* begin RECORDS FOR THIS EXERCISE *

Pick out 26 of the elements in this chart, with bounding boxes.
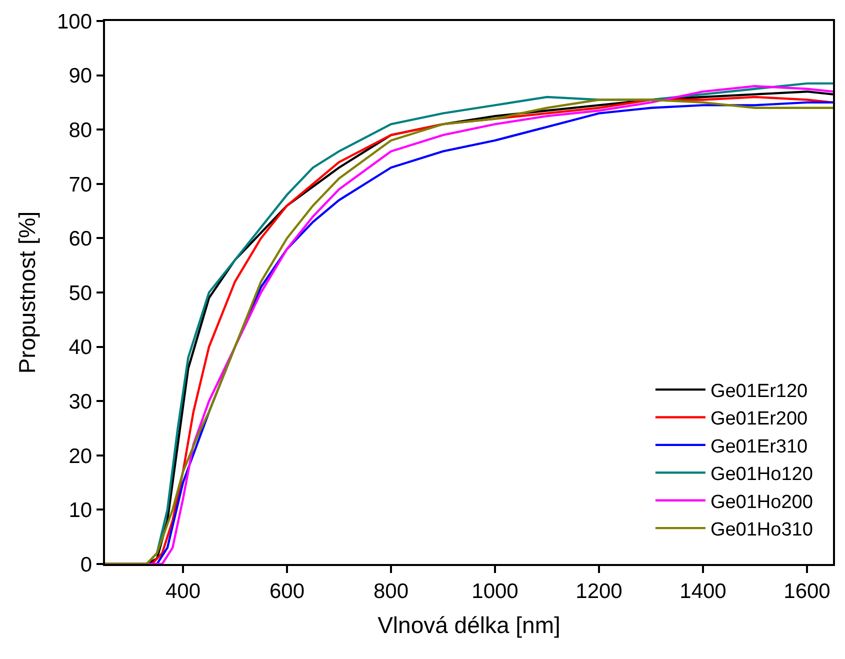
x-tick-label: 1000: [472, 580, 518, 603]
y-tick-label: 10: [68, 499, 92, 522]
y-tick-label: 20: [68, 444, 92, 468]
legend-label: Ge01Ho310: [710, 519, 813, 540]
y-tick-label: 40: [68, 336, 92, 360]
y-tick-label: 90: [68, 64, 92, 88]
y-tick-label: 80: [68, 118, 92, 142]
x-tick-label: 1200: [576, 580, 622, 603]
legend-label: Ge01Er310: [710, 436, 808, 458]
y-tick-label: 50: [68, 282, 92, 305]
x-tick-label: 1600: [784, 580, 830, 603]
x-axis-title: Vlnová délka [nm]: [378, 612, 560, 638]
y-tick-label: 60: [68, 228, 92, 251]
y-tick-label: 100: [57, 10, 92, 34]
y-axis-title: Propustnost [%]: [14, 211, 40, 374]
legend-label: Ge01Ho120: [710, 464, 813, 486]
y-tick-label: 70: [68, 173, 92, 196]
x-tick-label: 400: [165, 580, 201, 603]
legend-label: Ge01Ho200: [710, 492, 813, 513]
x-tick-label: 800: [373, 580, 409, 603]
y-tick-label: 30: [68, 390, 92, 414]
legend-label: Ge01Er200: [710, 408, 808, 430]
y-tick-label: 0: [80, 553, 92, 576]
legend-label: Ge01Er120: [710, 380, 808, 402]
x-tick-label: 600: [269, 580, 305, 603]
x-tick-label: 1400: [680, 580, 726, 603]
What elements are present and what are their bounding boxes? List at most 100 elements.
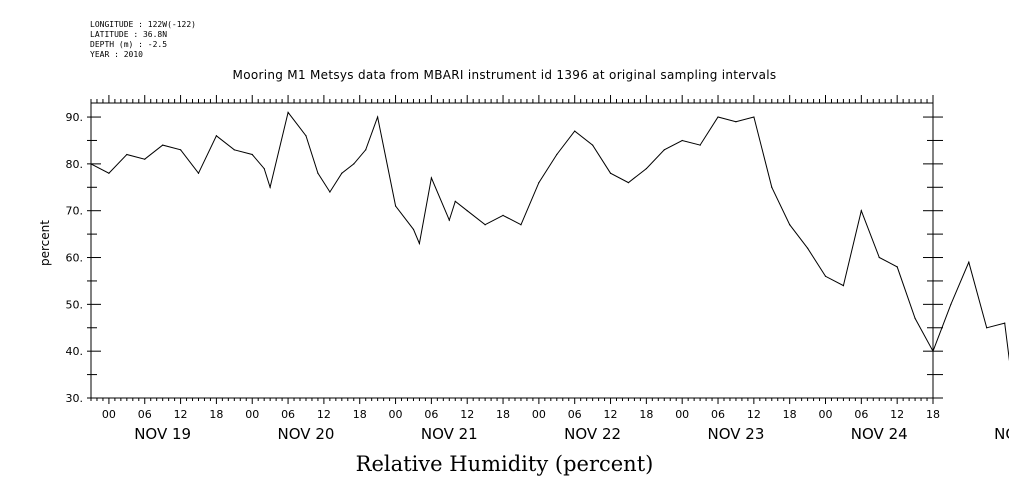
data-point (430, 177, 432, 179)
data-point (842, 285, 845, 287)
data-point (466, 210, 468, 212)
data-point (645, 167, 647, 170)
x-tick-label: 12 (174, 408, 188, 421)
data-point (717, 116, 719, 118)
plot-frame (90, 102, 934, 399)
data-point (771, 186, 773, 188)
data-point (305, 135, 307, 137)
data-point (233, 149, 235, 151)
data-point (317, 172, 319, 174)
chart-metadata: LONGITUDE : 122W(-122) LATITUDE : 36.8N … (90, 20, 196, 60)
data-point (108, 172, 110, 174)
day-label: NOV 23 (707, 425, 764, 443)
x-tick-label: 06 (568, 408, 582, 421)
x-tick-label: 06 (711, 408, 725, 421)
x-tick-label: 06 (281, 408, 295, 421)
x-tick-label: 12 (317, 408, 331, 421)
data-point (353, 163, 355, 165)
day-label: NOV 21 (421, 425, 478, 443)
data-point (269, 186, 271, 188)
data-point (162, 144, 164, 146)
data-point (179, 149, 182, 151)
data-point (986, 327, 988, 329)
day-label: NOV 24 (851, 425, 908, 443)
data-point (251, 153, 253, 156)
series-line (90, 111, 1009, 362)
data-point (609, 172, 612, 174)
depth-label: DEPTH (m) : -2.5 (90, 40, 168, 49)
day-label: NOV 20 (278, 425, 335, 443)
data-point (287, 111, 289, 113)
chart-axes (90, 102, 934, 399)
data-point (574, 130, 576, 132)
x-tick-label: 12 (890, 408, 904, 421)
longitude-label: LONGITUDE : 122W(-122) (90, 20, 196, 29)
data-point (197, 172, 200, 174)
data-point (824, 275, 827, 277)
data-point (394, 205, 397, 207)
data-point (592, 144, 594, 146)
x-tick-label: 06 (138, 408, 152, 421)
data-point (681, 139, 683, 142)
data-point (914, 317, 916, 319)
data-point (735, 121, 737, 123)
x-tick-label: 00 (245, 408, 259, 421)
data-point (950, 303, 952, 305)
x-tick-label: 12 (747, 408, 761, 421)
x-tick-label: 18 (639, 408, 653, 421)
y-tick-label: 50. (66, 298, 84, 311)
chart-tick-labels: 30. 40. 50. 60. 70. 80. 90. 00 06 12 18 00 06 12 18 00 0… (66, 111, 1009, 443)
year-label: YEAR : 2010 (90, 50, 143, 59)
data-point (329, 191, 331, 193)
data-point (502, 214, 504, 216)
x-tick-label: 06 (424, 408, 438, 421)
x-tick-label: 00 (675, 408, 689, 421)
x-tick-label: 12 (604, 408, 618, 421)
data-point (806, 247, 809, 249)
chart-ticks (87, 95, 943, 404)
x-tick-label: 18 (353, 408, 367, 421)
data-point (263, 167, 265, 170)
data-point (341, 172, 343, 174)
y-tick-label: 60. (66, 252, 84, 265)
data-point (878, 256, 880, 259)
x-tick-label: 06 (854, 408, 868, 421)
data-point (454, 200, 456, 202)
data-point (789, 224, 791, 226)
latitude-label: LATITUDE : 36.8N (90, 30, 168, 39)
data-point (753, 116, 755, 118)
x-tick-label: 00 (389, 408, 403, 421)
chart-series (90, 111, 1009, 362)
data-point (520, 224, 522, 226)
data-point (860, 210, 862, 212)
data-point (699, 144, 701, 146)
data-point (144, 158, 146, 160)
data-point (627, 182, 630, 184)
y-tick-label: 30. (66, 392, 84, 405)
day-label: NOV 25 (994, 425, 1009, 443)
data-point (896, 266, 898, 268)
data-point (1004, 322, 1006, 324)
day-label: NOV 22 (564, 425, 621, 443)
data-point (538, 182, 540, 184)
data-point (418, 242, 421, 245)
data-point (448, 219, 450, 221)
data-point (126, 153, 128, 156)
x-tick-label: 12 (460, 408, 474, 421)
data-point (377, 116, 379, 118)
data-point (365, 149, 367, 151)
data-point (663, 149, 665, 151)
data-point (90, 163, 92, 165)
x-tick-label: 18 (496, 408, 510, 421)
x-tick-label: 00 (819, 408, 833, 421)
x-tick-label: 18 (926, 408, 940, 421)
x-axis-label: Relative Humidity (percent) (355, 452, 654, 476)
y-tick-label: 70. (66, 205, 84, 218)
x-tick-label: 00 (102, 408, 116, 421)
data-point (484, 224, 486, 226)
data-point (968, 261, 970, 263)
y-tick-label: 90. (66, 111, 84, 124)
y-tick-label: 80. (66, 158, 84, 171)
day-label: NOV 19 (134, 425, 191, 443)
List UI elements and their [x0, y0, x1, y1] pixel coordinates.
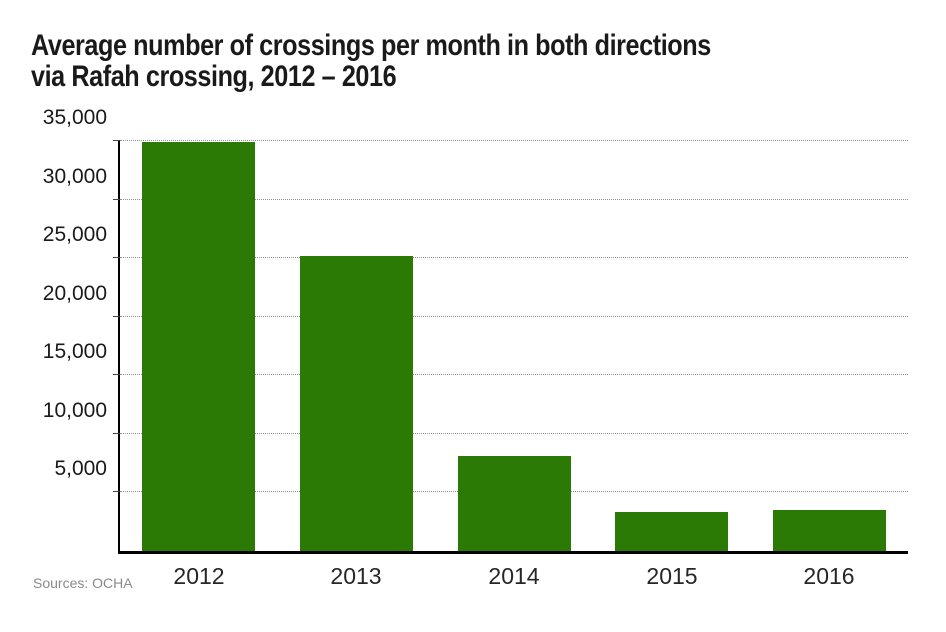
y-axis-tick — [113, 199, 120, 200]
gridline-15000 — [120, 374, 908, 375]
y-tick-label-20000: 20,000 — [42, 282, 107, 305]
y-tick-label-25000: 25,000 — [42, 223, 107, 246]
y-axis-tick — [113, 316, 120, 317]
y-axis-tick — [113, 140, 120, 141]
chart-title-line2: via Rafah crossing, 2012 – 2016 — [31, 60, 397, 93]
bar-2016 — [773, 510, 886, 551]
x-axis-label-2012: 2012 — [173, 563, 225, 589]
y-axis-tick — [113, 491, 120, 492]
y-tick-label-10000: 10,000 — [42, 399, 107, 422]
chart-title-line1: Average number of crossings per month in… — [31, 29, 711, 62]
y-axis-tick — [113, 433, 120, 434]
gridline-30000 — [120, 199, 908, 200]
y-tick-label-15000: 15,000 — [42, 340, 107, 363]
source-label: Sources: OCHA — [33, 575, 133, 591]
gridline-35000 — [120, 140, 908, 141]
y-tick-label-30000: 30,000 — [42, 165, 107, 188]
y-tick-label-5000: 5,000 — [54, 457, 107, 480]
x-axis-label-2015: 2015 — [646, 563, 698, 589]
y-axis-tick — [113, 257, 120, 258]
x-axis-label-2016: 2016 — [803, 563, 855, 589]
y-axis-tick — [113, 374, 120, 375]
bar-2015 — [615, 512, 728, 551]
gridline-20000 — [120, 316, 908, 317]
bar-2014 — [458, 456, 571, 551]
x-axis-label-2014: 2014 — [488, 563, 540, 589]
gridline-25000 — [120, 257, 908, 258]
gridline-10000 — [120, 433, 908, 434]
bar-2012 — [142, 142, 255, 551]
x-axis-label-2013: 2013 — [330, 563, 382, 589]
y-tick-label-35000: 35,000 — [42, 106, 107, 129]
bar-2013 — [300, 256, 413, 551]
chart-title: Average number of crossings per month in… — [31, 30, 711, 92]
plot-area: 5,000 10,000 15,000 20,000 25,000 30,000 35,00… — [43, 106, 908, 589]
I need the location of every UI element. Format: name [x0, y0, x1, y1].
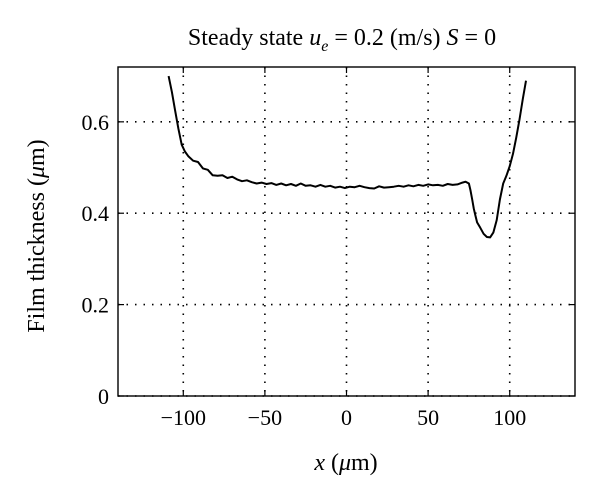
x-tick-label: −100 — [161, 405, 206, 430]
tick-marks — [118, 67, 575, 397]
y-tick-label: 0.6 — [82, 110, 110, 135]
series-layer — [167, 75, 527, 239]
x-tick-label: 100 — [493, 405, 526, 430]
chart-title: Steady state ue = 0.2 (m/s) S = 0 — [188, 25, 496, 55]
y-tick-label: 0 — [98, 384, 109, 409]
grid-lines — [118, 67, 575, 397]
y-tick-labels: 0 0.2 0.4 0.6 — [82, 110, 110, 409]
x-tick-labels: −100 −50 0 50 100 — [161, 405, 527, 430]
x-tick-label: 0 — [341, 405, 352, 430]
film-thickness-line — [167, 75, 527, 239]
plot-frame — [117, 66, 576, 397]
y-tick-label: 0.4 — [82, 201, 110, 226]
y-axis-label: Film thickness (μm) — [24, 139, 50, 332]
x-tick-label: −50 — [248, 405, 282, 430]
y-tick-label: 0.2 — [82, 293, 110, 318]
x-axis-label: x (μm) — [313, 450, 377, 476]
x-tick-label: 50 — [417, 405, 439, 430]
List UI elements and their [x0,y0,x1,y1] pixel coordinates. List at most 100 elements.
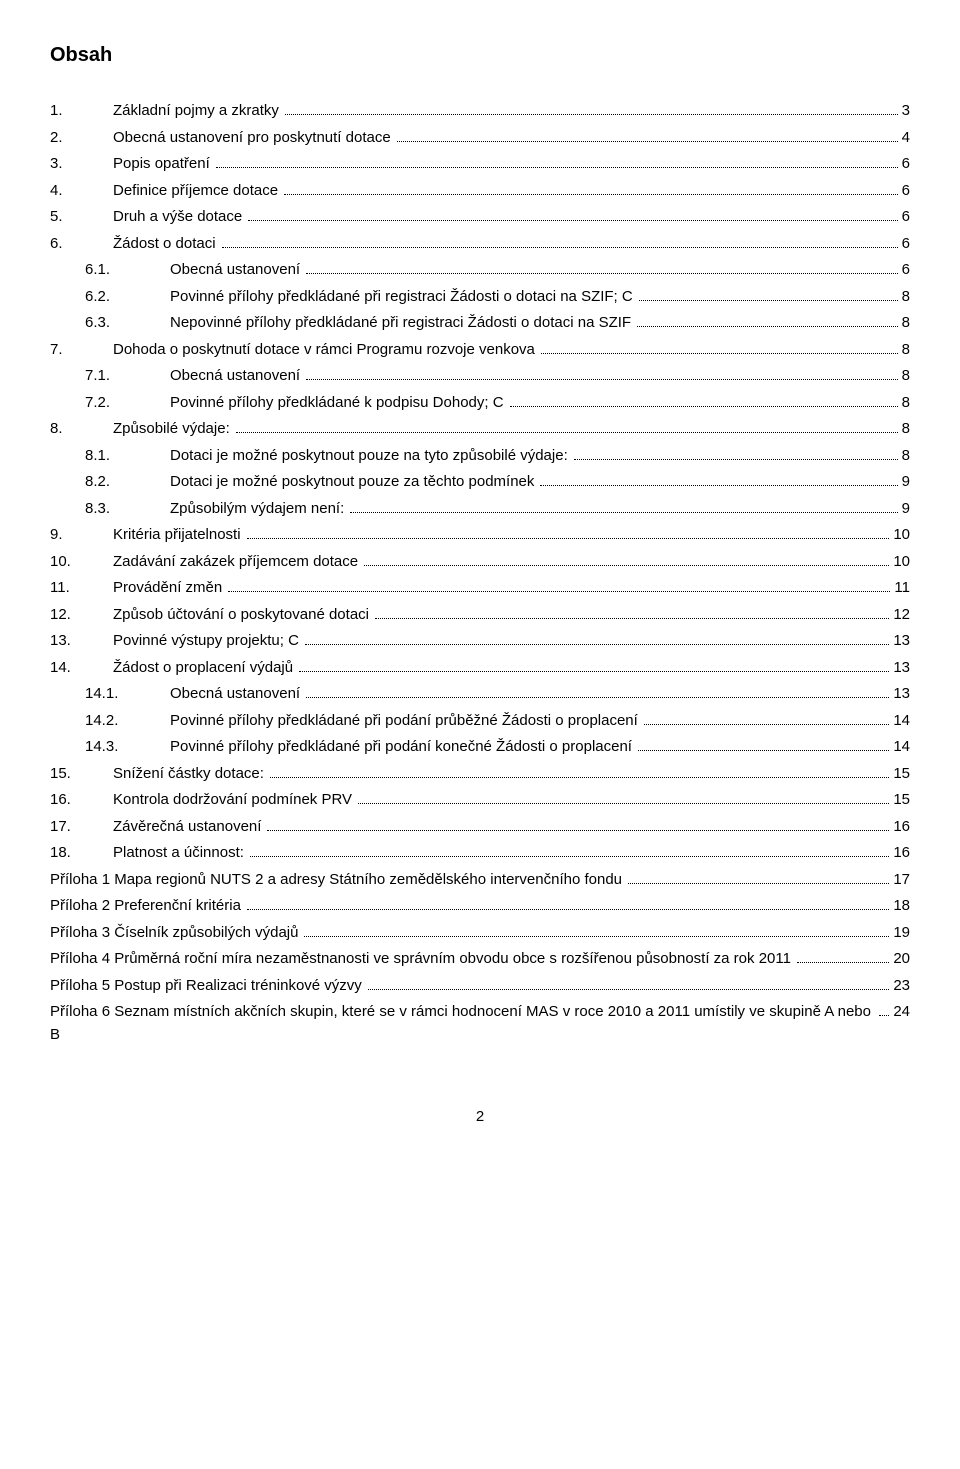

* end RECORDS FOR THIS EXERCISE *

• [WHAT YOU WILL DO]: Print the lines beginning with the one containing "x-tick-label: −100 — [161, 405, 206, 430]" and continuing through the one containing "grid-lines — [118, 67, 575, 397]", reproducing each precisely.

• [OUTPUT FOR THIS EXERCISE]:
x-tick-label: −100 — [161, 405, 206, 430]
tick-marks — [118, 67, 575, 397]
y-tick-label: 0.6 — [82, 110, 110, 135]
series-layer — [167, 75, 527, 239]
x-tick-label: 100 — [493, 405, 526, 430]
chart-title: Steady state ue = 0.2 (m/s) S = 0 — [188, 25, 496, 55]
y-tick-label: 0 — [98, 384, 109, 409]
grid-lines — [118, 67, 575, 397]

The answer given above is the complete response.